- _Required task_
Gather the lines that hold the string "document".

- _Input rows_
┄┄┄┄┄┄┄┄┄┄┄┄┄┄┄┄┄┄┄┄

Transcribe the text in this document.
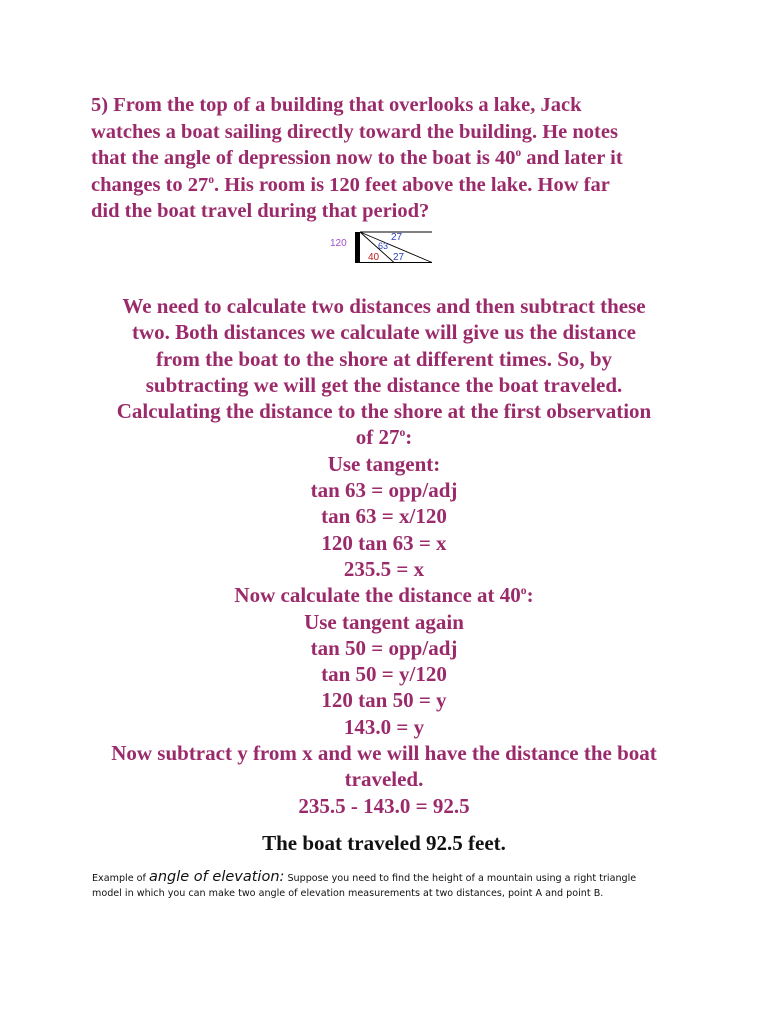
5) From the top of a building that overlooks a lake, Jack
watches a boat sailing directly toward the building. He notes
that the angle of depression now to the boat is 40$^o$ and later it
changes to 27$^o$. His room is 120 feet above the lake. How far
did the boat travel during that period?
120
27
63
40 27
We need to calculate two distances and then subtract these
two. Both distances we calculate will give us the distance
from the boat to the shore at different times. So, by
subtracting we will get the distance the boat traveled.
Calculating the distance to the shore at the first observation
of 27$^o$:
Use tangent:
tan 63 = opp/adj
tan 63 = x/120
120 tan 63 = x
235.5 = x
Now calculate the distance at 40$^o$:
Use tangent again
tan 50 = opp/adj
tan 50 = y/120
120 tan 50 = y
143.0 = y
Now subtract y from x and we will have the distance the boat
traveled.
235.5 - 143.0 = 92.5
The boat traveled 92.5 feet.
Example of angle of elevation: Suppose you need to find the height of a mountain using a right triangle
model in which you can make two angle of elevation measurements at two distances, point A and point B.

┄┄┄┄┄┄┄┄┄┄┄┄┄┄┄┄┄┄┄┄

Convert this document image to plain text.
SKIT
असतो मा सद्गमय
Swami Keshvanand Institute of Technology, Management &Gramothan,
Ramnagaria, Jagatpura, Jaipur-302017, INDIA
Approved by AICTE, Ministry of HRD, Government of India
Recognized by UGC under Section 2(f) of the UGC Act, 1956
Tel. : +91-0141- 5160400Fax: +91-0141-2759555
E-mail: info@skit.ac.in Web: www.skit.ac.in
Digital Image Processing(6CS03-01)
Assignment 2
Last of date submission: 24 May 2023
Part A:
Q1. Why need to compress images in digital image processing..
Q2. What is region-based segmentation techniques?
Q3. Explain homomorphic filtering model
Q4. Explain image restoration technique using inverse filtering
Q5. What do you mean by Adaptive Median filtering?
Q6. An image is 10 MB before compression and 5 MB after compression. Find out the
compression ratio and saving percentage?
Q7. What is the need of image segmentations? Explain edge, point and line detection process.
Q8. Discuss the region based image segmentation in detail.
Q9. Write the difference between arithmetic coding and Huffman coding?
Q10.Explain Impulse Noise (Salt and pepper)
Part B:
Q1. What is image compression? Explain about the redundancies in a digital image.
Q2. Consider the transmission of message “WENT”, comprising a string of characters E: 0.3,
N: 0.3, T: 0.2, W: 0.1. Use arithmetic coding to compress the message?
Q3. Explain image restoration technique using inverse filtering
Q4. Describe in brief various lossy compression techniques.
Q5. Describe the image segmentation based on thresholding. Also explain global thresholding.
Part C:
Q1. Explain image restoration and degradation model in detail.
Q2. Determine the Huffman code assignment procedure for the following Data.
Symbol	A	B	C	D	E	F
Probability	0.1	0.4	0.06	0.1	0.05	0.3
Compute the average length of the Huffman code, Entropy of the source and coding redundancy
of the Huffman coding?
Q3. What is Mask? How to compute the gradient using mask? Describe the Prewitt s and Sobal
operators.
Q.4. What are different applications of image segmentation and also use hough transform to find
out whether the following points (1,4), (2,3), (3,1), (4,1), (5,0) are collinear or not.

┄┄┄┄┄┄┄┄┄┄┄┄┄┄┄┄┄┄┄┄

- _Response to the exercise_
Transcribe the text in this document.
Convert this document image to plain text.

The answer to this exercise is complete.